## [Supplied entries]

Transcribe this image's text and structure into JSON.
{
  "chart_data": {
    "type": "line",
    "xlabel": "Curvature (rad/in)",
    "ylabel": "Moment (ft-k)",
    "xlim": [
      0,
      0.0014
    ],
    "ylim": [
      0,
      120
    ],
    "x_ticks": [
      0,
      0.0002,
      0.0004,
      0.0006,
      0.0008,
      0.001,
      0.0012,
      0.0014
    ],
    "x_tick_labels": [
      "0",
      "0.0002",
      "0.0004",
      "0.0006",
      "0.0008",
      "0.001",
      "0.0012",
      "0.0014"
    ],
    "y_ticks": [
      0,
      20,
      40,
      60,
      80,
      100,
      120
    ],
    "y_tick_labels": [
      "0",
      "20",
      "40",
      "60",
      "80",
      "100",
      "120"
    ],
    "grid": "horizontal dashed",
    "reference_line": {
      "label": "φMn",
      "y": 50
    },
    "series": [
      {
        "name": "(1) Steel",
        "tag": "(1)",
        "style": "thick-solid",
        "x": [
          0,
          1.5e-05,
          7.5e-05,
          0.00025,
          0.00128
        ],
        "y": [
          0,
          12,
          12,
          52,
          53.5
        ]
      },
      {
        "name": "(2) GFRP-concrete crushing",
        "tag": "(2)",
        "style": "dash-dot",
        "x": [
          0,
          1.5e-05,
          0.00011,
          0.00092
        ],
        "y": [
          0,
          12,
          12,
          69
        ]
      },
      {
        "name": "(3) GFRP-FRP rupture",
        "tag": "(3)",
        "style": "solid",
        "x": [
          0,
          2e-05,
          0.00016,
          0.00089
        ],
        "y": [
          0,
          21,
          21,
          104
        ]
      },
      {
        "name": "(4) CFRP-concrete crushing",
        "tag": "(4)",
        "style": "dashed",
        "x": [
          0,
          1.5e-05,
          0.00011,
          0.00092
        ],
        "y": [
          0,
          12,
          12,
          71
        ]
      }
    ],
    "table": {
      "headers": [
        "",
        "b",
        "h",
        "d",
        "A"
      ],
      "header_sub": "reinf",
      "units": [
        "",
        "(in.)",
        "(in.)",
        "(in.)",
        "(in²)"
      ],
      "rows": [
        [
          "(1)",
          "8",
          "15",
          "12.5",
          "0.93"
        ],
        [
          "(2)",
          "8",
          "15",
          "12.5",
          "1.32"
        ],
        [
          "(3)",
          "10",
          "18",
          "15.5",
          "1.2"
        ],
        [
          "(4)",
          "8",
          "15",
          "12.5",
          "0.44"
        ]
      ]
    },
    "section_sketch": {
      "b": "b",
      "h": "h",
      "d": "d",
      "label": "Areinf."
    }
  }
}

## [Work to be completed]
A number is the only answer here: how many lines of the material above contain "concrete"?

## [Answer to this problem]
2